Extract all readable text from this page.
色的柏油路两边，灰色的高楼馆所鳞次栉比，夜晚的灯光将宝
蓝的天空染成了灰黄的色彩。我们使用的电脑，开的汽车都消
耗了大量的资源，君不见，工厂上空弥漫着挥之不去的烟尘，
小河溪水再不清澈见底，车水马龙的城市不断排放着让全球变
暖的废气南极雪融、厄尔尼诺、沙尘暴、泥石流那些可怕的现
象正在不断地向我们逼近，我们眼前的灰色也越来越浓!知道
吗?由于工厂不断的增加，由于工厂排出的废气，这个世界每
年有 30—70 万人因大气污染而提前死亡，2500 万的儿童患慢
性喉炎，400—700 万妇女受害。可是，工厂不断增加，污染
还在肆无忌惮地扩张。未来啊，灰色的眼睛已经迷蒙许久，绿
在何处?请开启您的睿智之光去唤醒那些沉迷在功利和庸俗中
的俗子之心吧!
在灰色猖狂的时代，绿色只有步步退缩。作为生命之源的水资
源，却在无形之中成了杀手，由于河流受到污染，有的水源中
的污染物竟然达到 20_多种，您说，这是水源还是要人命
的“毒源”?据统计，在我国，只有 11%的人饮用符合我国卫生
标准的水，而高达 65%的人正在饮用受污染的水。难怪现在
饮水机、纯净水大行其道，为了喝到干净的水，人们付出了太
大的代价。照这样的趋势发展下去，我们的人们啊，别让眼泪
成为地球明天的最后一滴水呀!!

★ ★ ★ ★

▸ **Work instructions**: Output each record exactly, leaving nothing out.

▸ **Task solution**:
Extract all readable text from this page.
色的柏油路两边，灰色的高楼馆所鳞次栉比，夜晚的灯光将宝
蓝的天空染成了灰黄的色彩。我们使用的电脑，开的汽车都消
耗了大量的资源，君不见，工厂上空弥漫着挥之不去的烟尘，
小河溪水再不清澈见底，车水马龙的城市不断排放着让全球变
暖的废气南极雪融、厄尔尼诺、沙尘暴、泥石流那些可怕的现
象正在不断地向我们逼近，我们眼前的灰色也越来越浓!知道
吗?由于工厂不断的增加，由于工厂排出的废气，这个世界每
年有 30—70 万人因大气污染而提前死亡，2500 万的儿童患慢
性喉炎，400—700 万妇女受害。可是，工厂不断增加，污染
还在肆无忌惮地扩张。未来啊，灰色的眼睛已经迷蒙许久，绿
在何处?请开启您的睿智之光去唤醒那些沉迷在功利和庸俗中
的俗子之心吧!
在灰色猖狂的时代，绿色只有步步退缩。作为生命之源的水资
源，却在无形之中成了杀手，由于河流受到污染，有的水源中
的污染物竟然达到 20_多种，您说，这是水源还是要人命
的“毒源”?据统计，在我国，只有 11%的人饮用符合我国卫生
标准的水，而高达 65%的人正在饮用受污染的水。难怪现在
饮水机、纯净水大行其道，为了喝到干净的水，人们付出了太
大的代价。照这样的趋势发展下去，我们的人们啊，别让眼泪
成为地球明天的最后一滴水呀!!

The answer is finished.